# Exercise directions
In the records below, work out how many lines hold the word "htdocs". Report the number alone.

# Records to process
########################################

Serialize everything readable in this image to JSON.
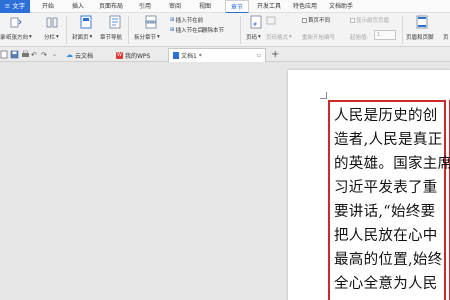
{
  "menubar": {
    "app_button": "≡ 文字",
    "tabs": [
      "开始",
      "插入",
      "页面布局",
      "引用",
      "审阅",
      "视图",
      "章节",
      "开发工具",
      "特色应用",
      "文档助手"
    ],
    "active_tab": "章节"
  },
  "ribbon": {
    "catalog": "录",
    "paper_direction": "纸张方向",
    "columns": "分栏",
    "cover_page": "封面页",
    "chapter_nav": "章节导航",
    "split_chapter": "拆分章节",
    "insert_section_before": "插入节在前",
    "insert_section_after": "插入节在后",
    "delete_section": "删除本节",
    "header_footer": "页码",
    "page_number_format": "页码格式",
    "first_page_diff": "首页不同",
    "show_prev_header": "显示前页页眉",
    "restart_numbering": "重新开始编号",
    "start_value_label": "起始值:",
    "start_value": "1",
    "header_footer_btn": "页眉和页脚",
    "last_btn": "页"
  },
  "toolbar": {
    "tabs": [
      {
        "label": "云文档"
      },
      {
        "label": "我的WPS"
      },
      {
        "label": "文档1 *"
      }
    ],
    "add_tab": "+"
  },
  "document": {
    "lines": [
      "人民是历史的创",
      "造者,人民是真正",
      "的英雄。国家主席",
      "习近平发表了重",
      "要讲话,“始终要",
      "把人民放在心中",
      "最高的位置,始终",
      "全心全意为人民"
    ]
  },
  "colors": {
    "accent": "#2d6fd8",
    "textbox_border": "#cc2a2a"
  }
}
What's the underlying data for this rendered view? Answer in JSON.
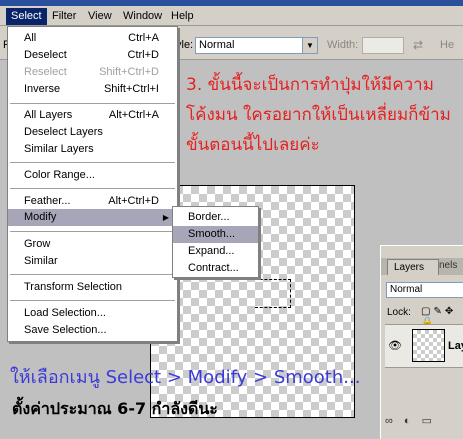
{
  "menubar": {
    "items": [
      {
        "label": "Select",
        "active": true
      },
      {
        "label": "Filter",
        "active": false
      },
      {
        "label": "View",
        "active": false
      },
      {
        "label": "Window",
        "active": false
      },
      {
        "label": "Help",
        "active": false
      }
    ]
  },
  "options": {
    "prefix": "F",
    "style_label": "yle:",
    "style_value": "Normal",
    "width_label": "Width:",
    "height_label": "He"
  },
  "select_menu": {
    "items": [
      {
        "label": "All",
        "shortcut": "Ctrl+A",
        "disabled": false
      },
      {
        "label": "Deselect",
        "shortcut": "Ctrl+D",
        "disabled": false
      },
      {
        "label": "Reselect",
        "shortcut": "Shift+Ctrl+D",
        "disabled": true
      },
      {
        "label": "Inverse",
        "shortcut": "Shift+Ctrl+I",
        "disabled": false
      },
      {
        "label": "All Layers",
        "shortcut": "Alt+Ctrl+A",
        "disabled": false
      },
      {
        "label": "Deselect Layers",
        "shortcut": "",
        "disabled": false
      },
      {
        "label": "Similar Layers",
        "shortcut": "",
        "disabled": false
      },
      {
        "label": "Color Range...",
        "shortcut": "",
        "disabled": false
      },
      {
        "label": "Feather...",
        "shortcut": "Alt+Ctrl+D",
        "disabled": false
      },
      {
        "label": "Modify",
        "shortcut": "",
        "disabled": false,
        "submenu": true
      },
      {
        "label": "Grow",
        "shortcut": "",
        "disabled": false
      },
      {
        "label": "Similar",
        "shortcut": "",
        "disabled": false
      },
      {
        "label": "Transform Selection",
        "shortcut": "",
        "disabled": false
      },
      {
        "label": "Load Selection...",
        "shortcut": "",
        "disabled": false
      },
      {
        "label": "Save Selection...",
        "shortcut": "",
        "disabled": false
      }
    ]
  },
  "modify_submenu": {
    "items": [
      {
        "label": "Border..."
      },
      {
        "label": "Smooth..."
      },
      {
        "label": "Expand..."
      },
      {
        "label": "Contract..."
      }
    ]
  },
  "layers_panel": {
    "tab_active": "Layers",
    "tab_inactive": "nels",
    "blend_mode": "Normal",
    "lock_label": "Lock:",
    "layer_name": "Lay"
  },
  "annotations": {
    "step3_line1": "3. ขั้นนี้จะเป็นการทำปุ่มให้มีความ",
    "step3_line2": "โค้งมน ใครอยากให้เป็นเหลี่ยมก็ข้าม",
    "step3_line3": "ขั้นตอนนี้ไปเลยค่ะ",
    "instruction": "ให้เลือกเมนู Select > Modify > Smooth...",
    "hint": "ตั้งค่าประมาณ 6-7 กำลังดีนะ"
  },
  "icons": {
    "submenu_arrow": "chevron-right-icon",
    "dropdown_arrow": "chevron-down-icon",
    "eye": "eye-icon",
    "swap": "swap-icon"
  }
}
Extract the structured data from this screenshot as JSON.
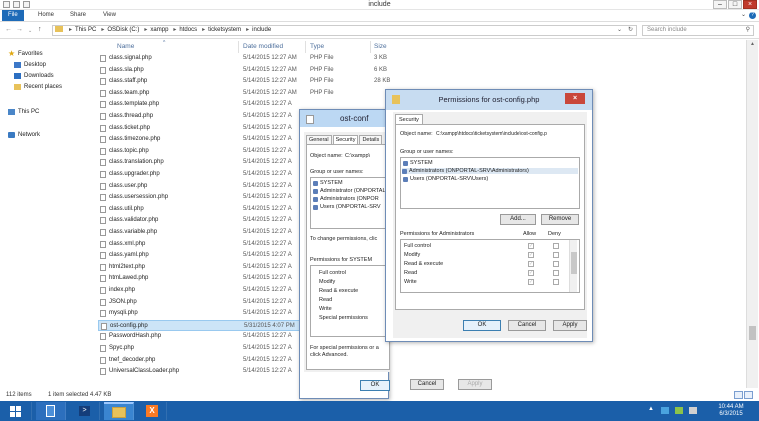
{
  "window": {
    "title": "include"
  },
  "ribbon": {
    "tabs": [
      "File",
      "Home",
      "Share",
      "View"
    ]
  },
  "address": {
    "crumbs": [
      "This PC",
      "OSDisk (C:)",
      "xampp",
      "htdocs",
      "ticketsystem",
      "include"
    ],
    "search_placeholder": "Search include"
  },
  "nav": {
    "favorites": "Favorites",
    "items": [
      "Desktop",
      "Downloads",
      "Recent places"
    ],
    "this_pc": "This PC",
    "network": "Network"
  },
  "columns": {
    "name": "Name",
    "date": "Date modified",
    "type": "Type",
    "size": "Size"
  },
  "files": [
    {
      "name": "class.signal.php",
      "date": "5/14/2015 12:27 AM",
      "type": "PHP File",
      "size": "3 KB"
    },
    {
      "name": "class.sla.php",
      "date": "5/14/2015 12:27 AM",
      "type": "PHP File",
      "size": "6 KB"
    },
    {
      "name": "class.staff.php",
      "date": "5/14/2015 12:27 AM",
      "type": "PHP File",
      "size": "28 KB"
    },
    {
      "name": "class.team.php",
      "date": "5/14/2015 12:27 AM",
      "type": "PHP File",
      "size": ""
    },
    {
      "name": "class.template.php",
      "date": "5/14/2015 12:27 A",
      "type": "",
      "size": ""
    },
    {
      "name": "class.thread.php",
      "date": "5/14/2015 12:27 A",
      "type": "",
      "size": ""
    },
    {
      "name": "class.ticket.php",
      "date": "5/14/2015 12:27 A",
      "type": "",
      "size": ""
    },
    {
      "name": "class.timezone.php",
      "date": "5/14/2015 12:27 A",
      "type": "",
      "size": ""
    },
    {
      "name": "class.topic.php",
      "date": "5/14/2015 12:27 A",
      "type": "",
      "size": ""
    },
    {
      "name": "class.translation.php",
      "date": "5/14/2015 12:27 A",
      "type": "",
      "size": ""
    },
    {
      "name": "class.upgrader.php",
      "date": "5/14/2015 12:27 A",
      "type": "",
      "size": ""
    },
    {
      "name": "class.user.php",
      "date": "5/14/2015 12:27 A",
      "type": "",
      "size": ""
    },
    {
      "name": "class.usersession.php",
      "date": "5/14/2015 12:27 A",
      "type": "",
      "size": ""
    },
    {
      "name": "class.util.php",
      "date": "5/14/2015 12:27 A",
      "type": "",
      "size": ""
    },
    {
      "name": "class.validator.php",
      "date": "5/14/2015 12:27 A",
      "type": "",
      "size": ""
    },
    {
      "name": "class.variable.php",
      "date": "5/14/2015 12:27 A",
      "type": "",
      "size": ""
    },
    {
      "name": "class.xml.php",
      "date": "5/14/2015 12:27 A",
      "type": "",
      "size": ""
    },
    {
      "name": "class.yaml.php",
      "date": "5/14/2015 12:27 A",
      "type": "",
      "size": ""
    },
    {
      "name": "html2text.php",
      "date": "5/14/2015 12:27 A",
      "type": "",
      "size": ""
    },
    {
      "name": "htmLawed.php",
      "date": "5/14/2015 12:27 A",
      "type": "",
      "size": ""
    },
    {
      "name": "index.php",
      "date": "5/14/2015 12:27 A",
      "type": "",
      "size": ""
    },
    {
      "name": "JSON.php",
      "date": "5/14/2015 12:27 A",
      "type": "",
      "size": ""
    },
    {
      "name": "mysqli.php",
      "date": "5/14/2015 12:27 A",
      "type": "",
      "size": ""
    },
    {
      "name": "ost-config.php",
      "date": "5/31/2015 4:07 PM",
      "type": "",
      "size": ""
    },
    {
      "name": "PasswordHash.php",
      "date": "5/14/2015 12:27 A",
      "type": "",
      "size": ""
    },
    {
      "name": "Spyc.php",
      "date": "5/14/2015 12:27 A",
      "type": "",
      "size": ""
    },
    {
      "name": "tnef_decoder.php",
      "date": "5/14/2015 12:27 A",
      "type": "",
      "size": ""
    },
    {
      "name": "UniversalClassLoader.php",
      "date": "5/14/2015 12:27 A",
      "type": "",
      "size": ""
    }
  ],
  "status": {
    "count": "112 items",
    "selected": "1 item selected  4.47 KB"
  },
  "props": {
    "title": "ost-conf",
    "tabs": [
      "General",
      "Security",
      "Details"
    ],
    "object_label": "Object name:",
    "object_value": "C:\\xampp\\",
    "group_label": "Group or user names:",
    "users": [
      "SYSTEM",
      "Administrator (ONPORTAL",
      "Administrators (ONPOR",
      "Users (ONPORTAL-SRV"
    ],
    "change_text": "To change permissions, clic",
    "perm_header": "Permissions for SYSTEM",
    "perms": [
      "Full control",
      "Modify",
      "Read & execute",
      "Read",
      "Write",
      "Special permissions"
    ],
    "special_text": "For special permissions or a",
    "special_text2": "click Advanced.",
    "ok": "OK",
    "cancel": "Cancel",
    "apply": "Apply"
  },
  "perm_dialog": {
    "title": "Permissions for ost-config.php",
    "tab": "Security",
    "object_label": "Object name:",
    "object_value": "C:\\xampp\\htdocs\\ticketsystem\\include\\ost-config.p",
    "group_label": "Group or user names:",
    "users": [
      "SYSTEM",
      "Administrators (ONPORTAL-SRV\\Administrators)",
      "Users (ONPORTAL-SRV\\Users)"
    ],
    "add": "Add...",
    "remove": "Remove",
    "perm_header": "Permissions for Administrators",
    "allow": "Allow",
    "deny": "Deny",
    "perms": [
      "Full control",
      "Modify",
      "Read & execute",
      "Read",
      "Write"
    ],
    "ok": "OK",
    "cancel": "Cancel",
    "apply": "Apply"
  },
  "tray": {
    "time": "10:44 AM",
    "date": "6/3/2015"
  }
}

########################################

# Completed exercise
2